### What the task requires:
Copy exactly the lines of the records below, starting at the line that contains "What data populates" and continuing through the last line, both included; omit any pictures.

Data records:
--- Begin ---
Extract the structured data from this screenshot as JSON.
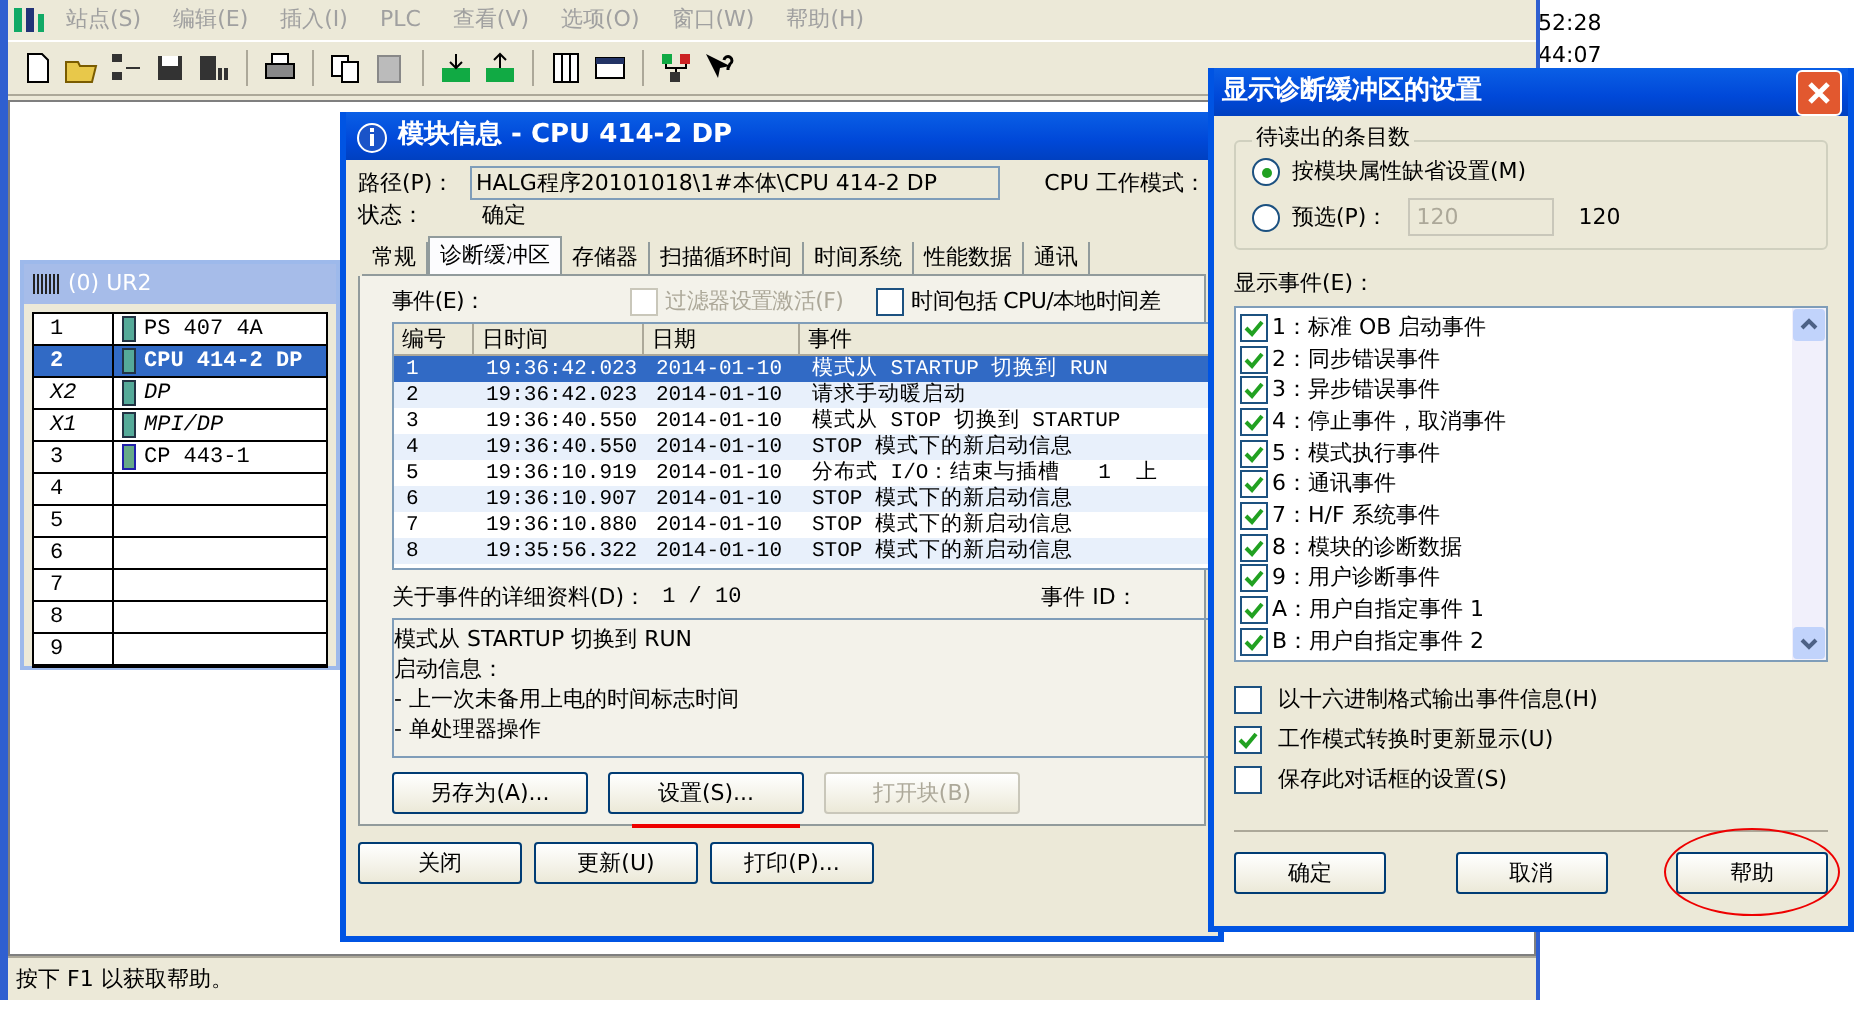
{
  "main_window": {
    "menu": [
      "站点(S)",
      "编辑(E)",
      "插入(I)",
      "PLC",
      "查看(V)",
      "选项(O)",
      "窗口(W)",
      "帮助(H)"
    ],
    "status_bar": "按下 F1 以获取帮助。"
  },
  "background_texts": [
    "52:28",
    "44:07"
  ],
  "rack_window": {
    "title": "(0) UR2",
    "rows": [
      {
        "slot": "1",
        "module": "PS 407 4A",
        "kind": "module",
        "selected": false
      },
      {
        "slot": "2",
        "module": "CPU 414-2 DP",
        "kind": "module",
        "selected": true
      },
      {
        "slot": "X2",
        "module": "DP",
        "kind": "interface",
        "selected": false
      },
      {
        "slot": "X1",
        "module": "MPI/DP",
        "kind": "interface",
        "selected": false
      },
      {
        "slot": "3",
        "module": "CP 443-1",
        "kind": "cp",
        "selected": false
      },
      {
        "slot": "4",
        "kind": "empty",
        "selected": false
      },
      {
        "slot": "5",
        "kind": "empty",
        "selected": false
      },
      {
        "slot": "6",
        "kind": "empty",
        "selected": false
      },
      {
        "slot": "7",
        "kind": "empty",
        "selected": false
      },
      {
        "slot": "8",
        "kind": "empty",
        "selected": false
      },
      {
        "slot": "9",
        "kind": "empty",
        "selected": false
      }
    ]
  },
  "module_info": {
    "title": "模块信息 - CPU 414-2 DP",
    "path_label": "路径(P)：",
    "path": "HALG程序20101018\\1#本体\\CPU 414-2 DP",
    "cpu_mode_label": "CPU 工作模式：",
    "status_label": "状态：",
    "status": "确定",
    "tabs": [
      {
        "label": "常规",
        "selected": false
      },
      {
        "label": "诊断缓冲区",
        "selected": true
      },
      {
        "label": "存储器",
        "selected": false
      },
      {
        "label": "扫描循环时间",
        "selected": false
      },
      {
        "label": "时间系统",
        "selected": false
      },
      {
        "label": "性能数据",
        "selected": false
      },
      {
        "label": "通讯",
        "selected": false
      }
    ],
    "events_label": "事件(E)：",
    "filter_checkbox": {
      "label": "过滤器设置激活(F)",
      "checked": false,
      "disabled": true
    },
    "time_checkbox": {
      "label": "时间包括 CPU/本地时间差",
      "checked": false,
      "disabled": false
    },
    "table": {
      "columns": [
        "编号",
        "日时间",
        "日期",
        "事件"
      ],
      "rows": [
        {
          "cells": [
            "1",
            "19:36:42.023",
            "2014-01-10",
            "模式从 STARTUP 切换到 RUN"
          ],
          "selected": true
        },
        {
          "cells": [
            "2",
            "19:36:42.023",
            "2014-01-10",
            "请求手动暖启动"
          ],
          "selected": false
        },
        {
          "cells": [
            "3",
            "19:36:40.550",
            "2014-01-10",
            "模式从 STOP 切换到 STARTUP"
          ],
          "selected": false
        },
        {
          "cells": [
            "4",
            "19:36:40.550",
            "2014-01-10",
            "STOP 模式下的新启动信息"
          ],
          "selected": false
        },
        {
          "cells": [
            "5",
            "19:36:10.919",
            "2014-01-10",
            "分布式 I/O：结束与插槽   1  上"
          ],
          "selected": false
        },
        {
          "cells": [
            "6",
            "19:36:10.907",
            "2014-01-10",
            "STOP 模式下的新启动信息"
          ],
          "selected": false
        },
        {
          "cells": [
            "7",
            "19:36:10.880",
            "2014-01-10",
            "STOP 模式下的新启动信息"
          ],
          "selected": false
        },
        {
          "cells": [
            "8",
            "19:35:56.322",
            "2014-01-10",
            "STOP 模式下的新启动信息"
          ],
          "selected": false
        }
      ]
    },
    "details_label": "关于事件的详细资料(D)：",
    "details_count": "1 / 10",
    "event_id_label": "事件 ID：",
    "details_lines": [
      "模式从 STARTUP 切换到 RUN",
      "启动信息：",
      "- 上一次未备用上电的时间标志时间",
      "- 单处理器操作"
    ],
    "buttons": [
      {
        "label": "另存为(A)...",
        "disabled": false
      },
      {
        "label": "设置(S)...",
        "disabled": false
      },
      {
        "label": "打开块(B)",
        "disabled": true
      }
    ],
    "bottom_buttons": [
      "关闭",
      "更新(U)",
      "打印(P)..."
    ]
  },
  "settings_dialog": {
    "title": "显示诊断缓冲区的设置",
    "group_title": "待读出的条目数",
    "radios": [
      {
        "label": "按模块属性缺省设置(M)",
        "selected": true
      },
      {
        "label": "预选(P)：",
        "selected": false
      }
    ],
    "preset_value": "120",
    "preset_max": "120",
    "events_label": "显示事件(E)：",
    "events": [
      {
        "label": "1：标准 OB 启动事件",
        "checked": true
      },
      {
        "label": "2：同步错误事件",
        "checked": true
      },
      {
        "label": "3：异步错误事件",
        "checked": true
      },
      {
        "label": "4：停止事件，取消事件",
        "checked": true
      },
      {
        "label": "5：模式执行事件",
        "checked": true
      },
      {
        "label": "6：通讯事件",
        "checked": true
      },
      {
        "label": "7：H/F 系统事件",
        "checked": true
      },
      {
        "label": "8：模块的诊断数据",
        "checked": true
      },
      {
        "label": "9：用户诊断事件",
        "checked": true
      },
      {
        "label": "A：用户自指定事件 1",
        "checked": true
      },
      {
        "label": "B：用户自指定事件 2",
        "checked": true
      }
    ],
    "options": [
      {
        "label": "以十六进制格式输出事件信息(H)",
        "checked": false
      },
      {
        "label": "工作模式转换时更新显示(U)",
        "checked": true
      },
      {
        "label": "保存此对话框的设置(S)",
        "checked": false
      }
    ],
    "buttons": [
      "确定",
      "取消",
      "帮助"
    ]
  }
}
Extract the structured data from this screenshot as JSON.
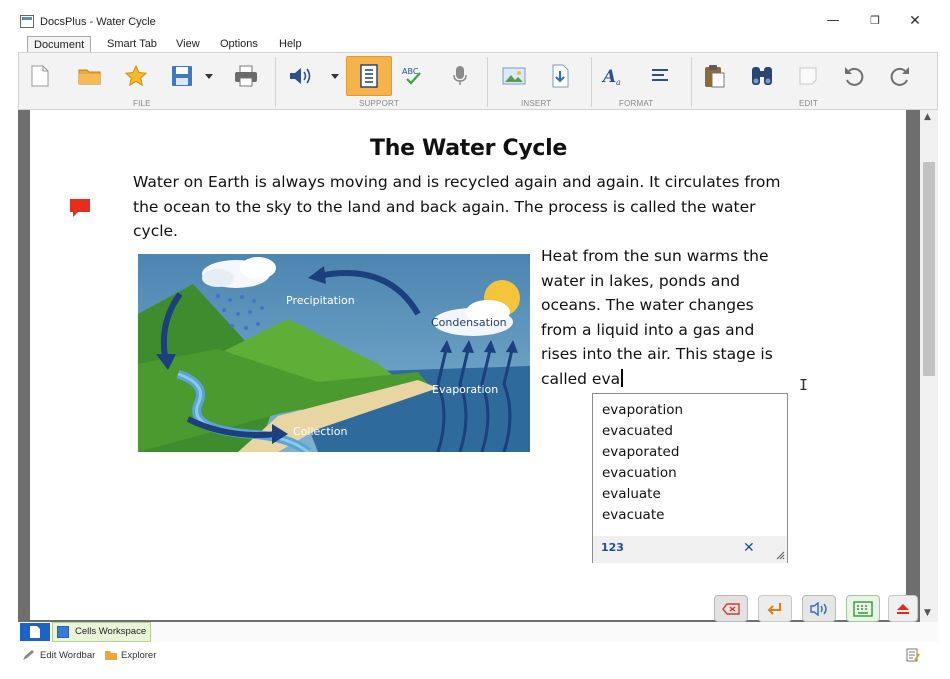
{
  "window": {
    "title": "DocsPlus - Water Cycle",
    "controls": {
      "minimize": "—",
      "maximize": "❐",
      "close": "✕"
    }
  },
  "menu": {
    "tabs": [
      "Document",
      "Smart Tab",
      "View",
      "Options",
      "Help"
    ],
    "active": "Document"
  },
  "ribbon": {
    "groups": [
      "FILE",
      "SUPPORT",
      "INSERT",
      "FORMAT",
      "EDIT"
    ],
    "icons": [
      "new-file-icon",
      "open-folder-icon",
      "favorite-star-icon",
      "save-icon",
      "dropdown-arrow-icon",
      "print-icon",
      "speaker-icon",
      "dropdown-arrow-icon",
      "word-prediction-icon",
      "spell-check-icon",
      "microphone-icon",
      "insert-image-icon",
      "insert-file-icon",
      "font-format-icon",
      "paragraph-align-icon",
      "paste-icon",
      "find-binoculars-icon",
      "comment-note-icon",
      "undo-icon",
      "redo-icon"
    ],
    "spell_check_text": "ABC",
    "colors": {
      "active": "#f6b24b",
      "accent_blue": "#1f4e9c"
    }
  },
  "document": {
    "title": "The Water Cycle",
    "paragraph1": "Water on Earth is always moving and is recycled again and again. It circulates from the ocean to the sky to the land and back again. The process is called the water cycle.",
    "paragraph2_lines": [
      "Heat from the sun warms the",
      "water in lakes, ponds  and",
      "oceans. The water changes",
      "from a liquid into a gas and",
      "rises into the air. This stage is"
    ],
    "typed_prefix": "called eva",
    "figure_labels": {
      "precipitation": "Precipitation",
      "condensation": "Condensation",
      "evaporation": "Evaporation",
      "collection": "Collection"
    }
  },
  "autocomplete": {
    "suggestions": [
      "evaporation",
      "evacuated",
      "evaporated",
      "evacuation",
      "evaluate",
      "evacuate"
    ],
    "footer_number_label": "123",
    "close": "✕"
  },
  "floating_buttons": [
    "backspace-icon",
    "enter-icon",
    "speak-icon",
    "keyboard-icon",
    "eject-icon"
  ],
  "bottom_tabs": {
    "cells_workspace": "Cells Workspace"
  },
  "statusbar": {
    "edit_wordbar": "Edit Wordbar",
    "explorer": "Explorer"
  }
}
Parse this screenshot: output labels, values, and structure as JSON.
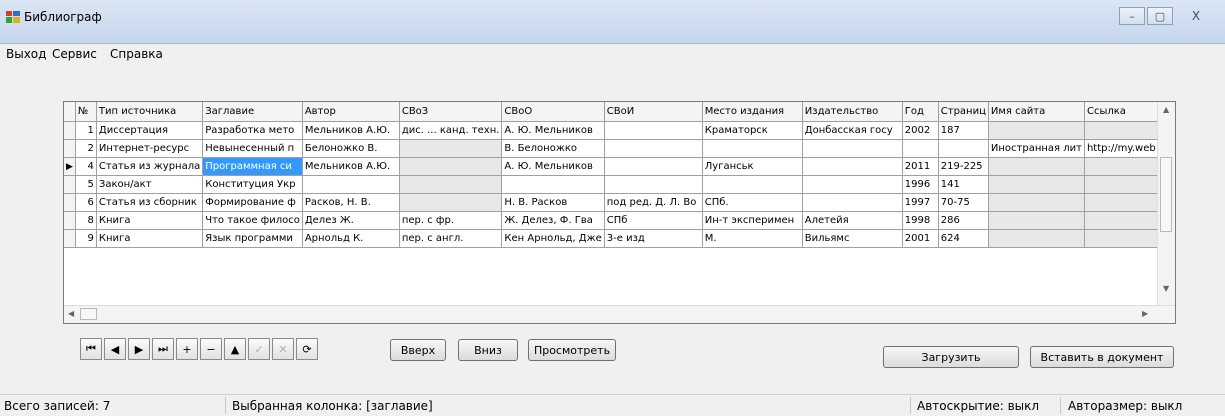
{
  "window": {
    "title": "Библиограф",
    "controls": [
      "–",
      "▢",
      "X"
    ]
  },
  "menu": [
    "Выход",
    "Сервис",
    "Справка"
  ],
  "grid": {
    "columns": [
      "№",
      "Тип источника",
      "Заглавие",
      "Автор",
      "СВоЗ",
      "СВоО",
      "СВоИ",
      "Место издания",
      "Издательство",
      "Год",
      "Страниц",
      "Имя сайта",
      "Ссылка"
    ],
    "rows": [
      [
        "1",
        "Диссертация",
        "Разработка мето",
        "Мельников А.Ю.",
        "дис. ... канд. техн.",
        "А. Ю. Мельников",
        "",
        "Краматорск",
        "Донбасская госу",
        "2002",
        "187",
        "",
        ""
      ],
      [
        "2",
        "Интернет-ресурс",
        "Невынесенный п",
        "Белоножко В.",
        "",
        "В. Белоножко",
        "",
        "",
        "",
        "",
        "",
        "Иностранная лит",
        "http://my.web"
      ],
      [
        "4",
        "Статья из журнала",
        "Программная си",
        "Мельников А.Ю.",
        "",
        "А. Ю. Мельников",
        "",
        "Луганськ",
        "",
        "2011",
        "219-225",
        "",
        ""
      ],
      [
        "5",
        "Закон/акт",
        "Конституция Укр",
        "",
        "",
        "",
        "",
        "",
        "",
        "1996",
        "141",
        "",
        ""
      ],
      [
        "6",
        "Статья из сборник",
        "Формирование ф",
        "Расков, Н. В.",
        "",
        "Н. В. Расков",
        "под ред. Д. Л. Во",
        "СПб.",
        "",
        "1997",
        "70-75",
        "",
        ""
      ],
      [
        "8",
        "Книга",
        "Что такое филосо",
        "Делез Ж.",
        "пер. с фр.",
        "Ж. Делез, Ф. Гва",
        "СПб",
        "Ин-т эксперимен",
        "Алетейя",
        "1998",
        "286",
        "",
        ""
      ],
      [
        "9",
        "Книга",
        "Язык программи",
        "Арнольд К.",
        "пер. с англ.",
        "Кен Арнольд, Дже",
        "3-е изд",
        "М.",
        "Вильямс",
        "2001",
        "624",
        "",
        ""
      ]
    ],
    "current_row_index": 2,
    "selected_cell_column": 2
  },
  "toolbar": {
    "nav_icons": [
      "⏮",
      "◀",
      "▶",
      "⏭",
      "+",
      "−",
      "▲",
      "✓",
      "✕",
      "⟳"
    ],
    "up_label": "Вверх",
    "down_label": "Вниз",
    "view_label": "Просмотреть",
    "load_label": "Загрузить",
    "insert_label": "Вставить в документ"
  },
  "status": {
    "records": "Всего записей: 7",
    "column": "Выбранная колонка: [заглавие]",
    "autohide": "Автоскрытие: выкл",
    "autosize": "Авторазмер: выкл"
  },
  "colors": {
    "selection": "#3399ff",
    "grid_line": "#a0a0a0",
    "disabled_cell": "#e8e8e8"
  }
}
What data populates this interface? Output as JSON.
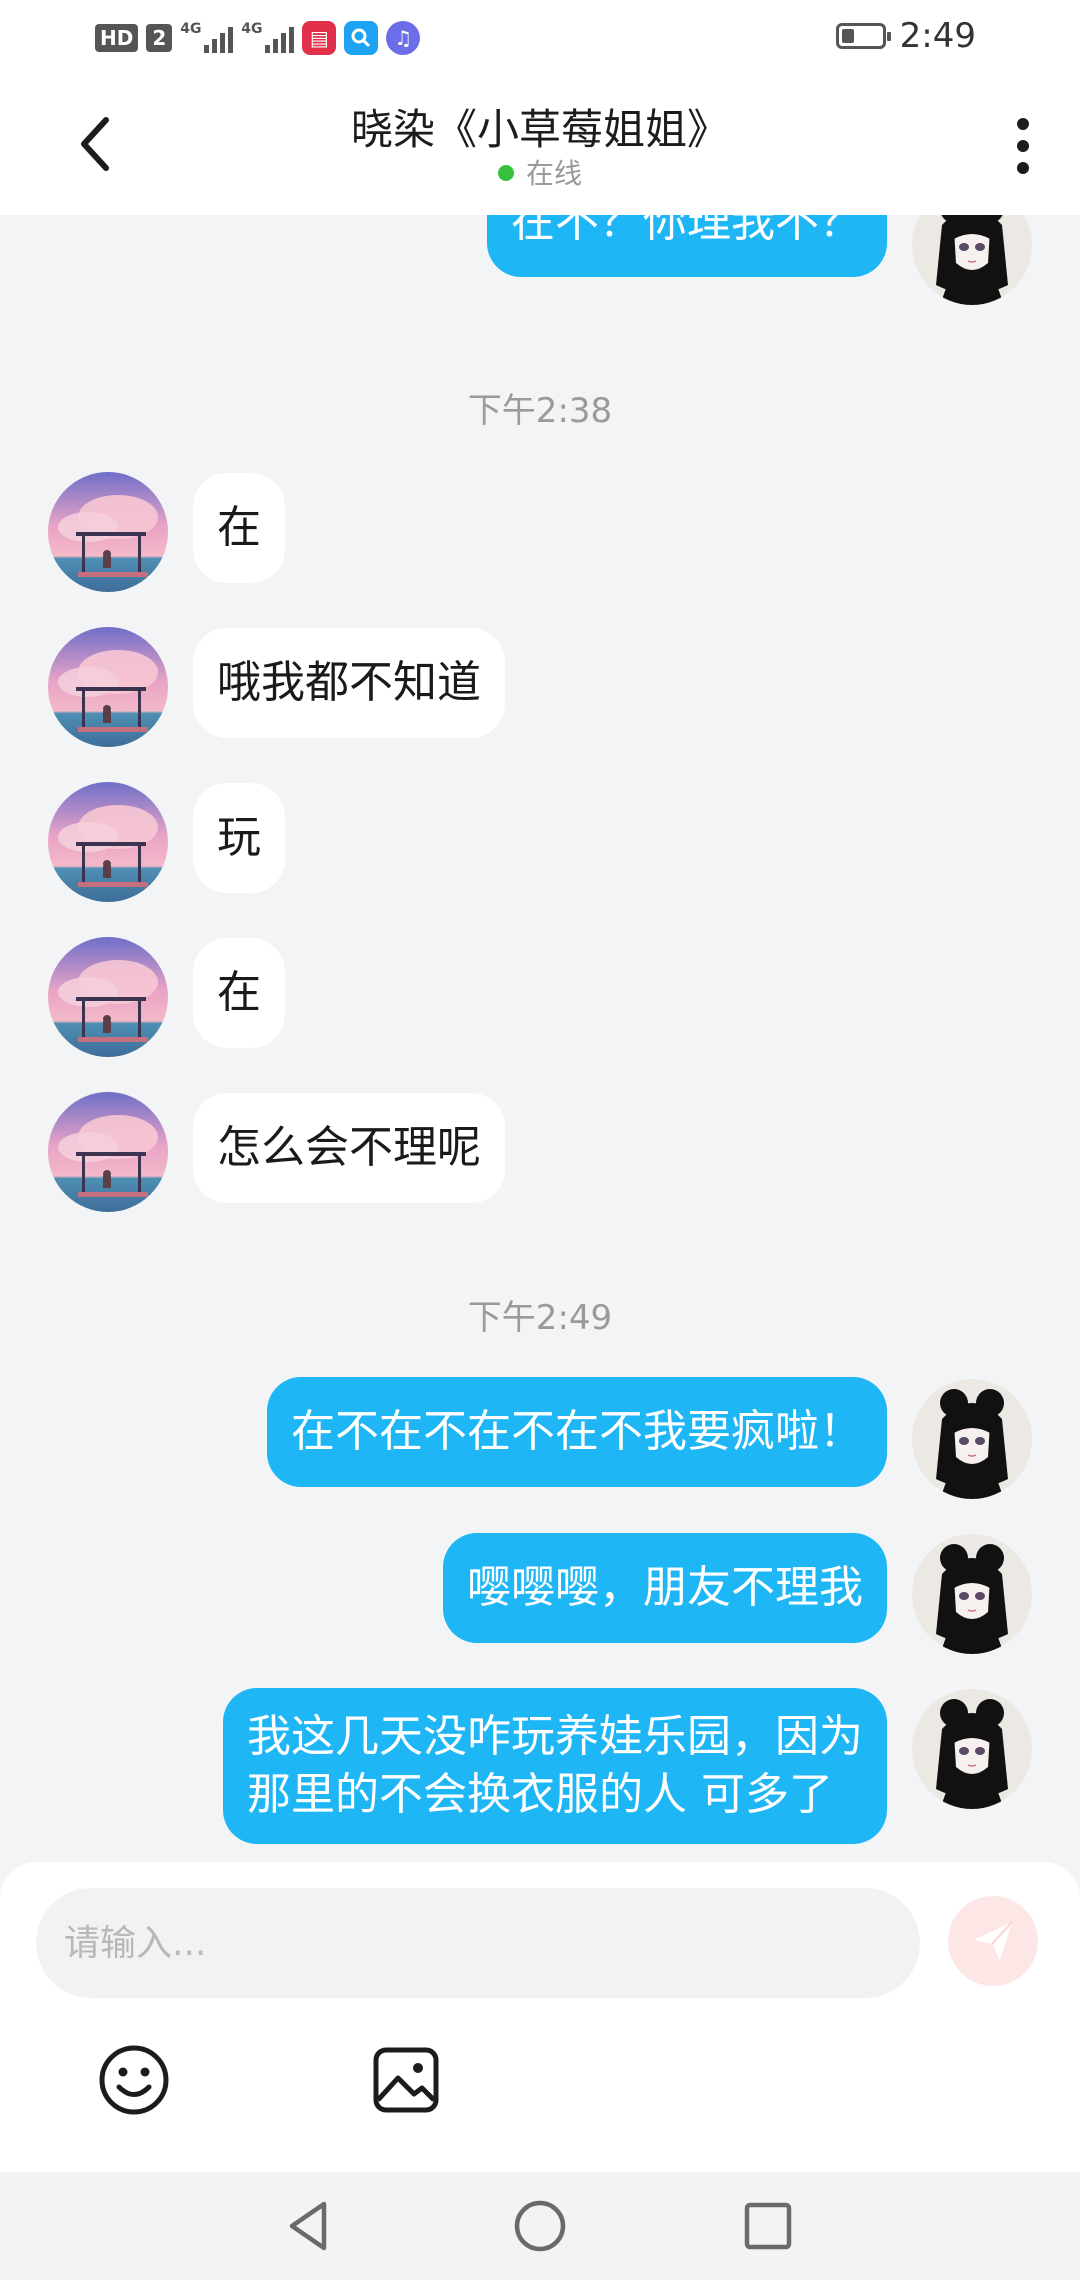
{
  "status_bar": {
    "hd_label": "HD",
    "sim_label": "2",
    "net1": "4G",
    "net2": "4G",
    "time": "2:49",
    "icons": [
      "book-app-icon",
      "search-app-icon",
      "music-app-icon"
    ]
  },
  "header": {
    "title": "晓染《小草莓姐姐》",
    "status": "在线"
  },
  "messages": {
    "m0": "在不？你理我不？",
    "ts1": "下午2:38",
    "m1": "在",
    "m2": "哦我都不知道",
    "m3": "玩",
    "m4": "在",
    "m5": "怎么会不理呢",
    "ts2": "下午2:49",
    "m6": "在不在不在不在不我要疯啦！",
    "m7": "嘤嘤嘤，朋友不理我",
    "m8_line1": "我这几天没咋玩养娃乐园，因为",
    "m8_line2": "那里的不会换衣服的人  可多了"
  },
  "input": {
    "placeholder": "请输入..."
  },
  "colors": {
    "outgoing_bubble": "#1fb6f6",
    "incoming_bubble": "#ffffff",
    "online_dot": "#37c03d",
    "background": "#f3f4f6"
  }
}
--- End ---
### The completed task:
What data populates this interface? Output as JSON.
{
  "status_bar": {
    "hd_label": "HD",
    "sim_label": "2",
    "net1": "4G",
    "net2": "4G",
    "time": "2:49",
    "icons": [
      "book-app-icon",
      "search-app-icon",
      "music-app-icon"
    ]
  },
  "header": {
    "title": "晓染《小草莓姐姐》",
    "status": "在线"
  },
  "messages": {
    "m0": "在不？你理我不？",
    "ts1": "下午2:38",
    "m1": "在",
    "m2": "哦我都不知道",
    "m3": "玩",
    "m4": "在",
    "m5": "怎么会不理呢",
    "ts2": "下午2:49",
    "m6": "在不在不在不在不我要疯啦！",
    "m7": "嘤嘤嘤，朋友不理我",
    "m8_line1": "我这几天没咋玩养娃乐园，因为",
    "m8_line2": "那里的不会换衣服的人  可多了"
  },
  "input": {
    "placeholder": "请输入..."
  },
  "colors": {
    "outgoing_bubble": "#1fb6f6",
    "incoming_bubble": "#ffffff",
    "online_dot": "#37c03d",
    "background": "#f3f4f6"
  }
}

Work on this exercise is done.